(Collection entries)
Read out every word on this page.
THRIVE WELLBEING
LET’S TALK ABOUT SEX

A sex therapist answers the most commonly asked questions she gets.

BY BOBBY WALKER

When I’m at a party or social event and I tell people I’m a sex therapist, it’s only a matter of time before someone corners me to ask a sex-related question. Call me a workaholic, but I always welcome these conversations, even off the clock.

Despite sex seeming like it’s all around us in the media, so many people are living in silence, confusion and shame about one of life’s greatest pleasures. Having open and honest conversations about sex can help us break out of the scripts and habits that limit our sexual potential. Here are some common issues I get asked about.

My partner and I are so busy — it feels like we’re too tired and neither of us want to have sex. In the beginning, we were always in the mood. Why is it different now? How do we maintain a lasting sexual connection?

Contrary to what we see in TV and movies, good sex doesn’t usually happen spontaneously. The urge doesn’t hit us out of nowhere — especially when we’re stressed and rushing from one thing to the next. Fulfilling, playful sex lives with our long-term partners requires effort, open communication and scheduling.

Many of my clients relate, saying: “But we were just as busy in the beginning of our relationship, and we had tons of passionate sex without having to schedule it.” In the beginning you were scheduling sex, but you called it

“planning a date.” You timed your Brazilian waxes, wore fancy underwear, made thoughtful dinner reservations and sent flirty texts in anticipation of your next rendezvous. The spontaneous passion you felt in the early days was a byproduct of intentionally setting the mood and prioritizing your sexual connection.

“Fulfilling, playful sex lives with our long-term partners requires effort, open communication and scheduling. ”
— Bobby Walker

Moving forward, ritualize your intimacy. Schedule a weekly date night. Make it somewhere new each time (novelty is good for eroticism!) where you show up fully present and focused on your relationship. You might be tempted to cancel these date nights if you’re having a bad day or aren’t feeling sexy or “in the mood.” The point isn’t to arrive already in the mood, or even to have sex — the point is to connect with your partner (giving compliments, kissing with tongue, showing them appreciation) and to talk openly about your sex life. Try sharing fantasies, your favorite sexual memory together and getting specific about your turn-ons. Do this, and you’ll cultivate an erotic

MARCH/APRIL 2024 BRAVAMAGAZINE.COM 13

What you are asked to do: Print the complete listing again, exactly as it stands.

Correct answer:
Read out every word on this page.
THRIVE WELLBEING
LET’S TALK ABOUT SEX

A sex therapist answers the most commonly asked questions she gets.

BY BOBBY WALKER

When I’m at a party or social event and I tell people I’m a sex therapist, it’s only a matter of time before someone corners me to ask a sex-related question. Call me a workaholic, but I always welcome these conversations, even off the clock.

Despite sex seeming like it’s all around us in the media, so many people are living in silence, confusion and shame about one of life’s greatest pleasures. Having open and honest conversations about sex can help us break out of the scripts and habits that limit our sexual potential. Here are some common issues I get asked about.

My partner and I are so busy — it feels like we’re too tired and neither of us want to have sex. In the beginning, we were always in the mood. Why is it different now? How do we maintain a lasting sexual connection?

Contrary to what we see in TV and movies, good sex doesn’t usually happen spontaneously. The urge doesn’t hit us out of nowhere — especially when we’re stressed and rushing from one thing to the next. Fulfilling, playful sex lives with our long-term partners requires effort, open communication and scheduling.

Many of my clients relate, saying: “But we were just as busy in the beginning of our relationship, and we had tons of passionate sex without having to schedule it.” In the beginning you were scheduling sex, but you called it

“planning a date.” You timed your Brazilian waxes, wore fancy underwear, made thoughtful dinner reservations and sent flirty texts in anticipation of your next rendezvous. The spontaneous passion you felt in the early days was a byproduct of intentionally setting the mood and prioritizing your sexual connection.

“Fulfilling, playful sex lives with our long-term partners requires effort, open communication and scheduling. ”
— Bobby Walker

Moving forward, ritualize your intimacy. Schedule a weekly date night. Make it somewhere new each time (novelty is good for eroticism!) where you show up fully present and focused on your relationship. You might be tempted to cancel these date nights if you’re having a bad day or aren’t feeling sexy or “in the mood.” The point isn’t to arrive already in the mood, or even to have sex — the point is to connect with your partner (giving compliments, kissing with tongue, showing them appreciation) and to talk openly about your sex life. Try sharing fantasies, your favorite sexual memory together and getting specific about your turn-ons. Do this, and you’ll cultivate an erotic

MARCH/APRIL 2024 BRAVAMAGAZINE.COM 13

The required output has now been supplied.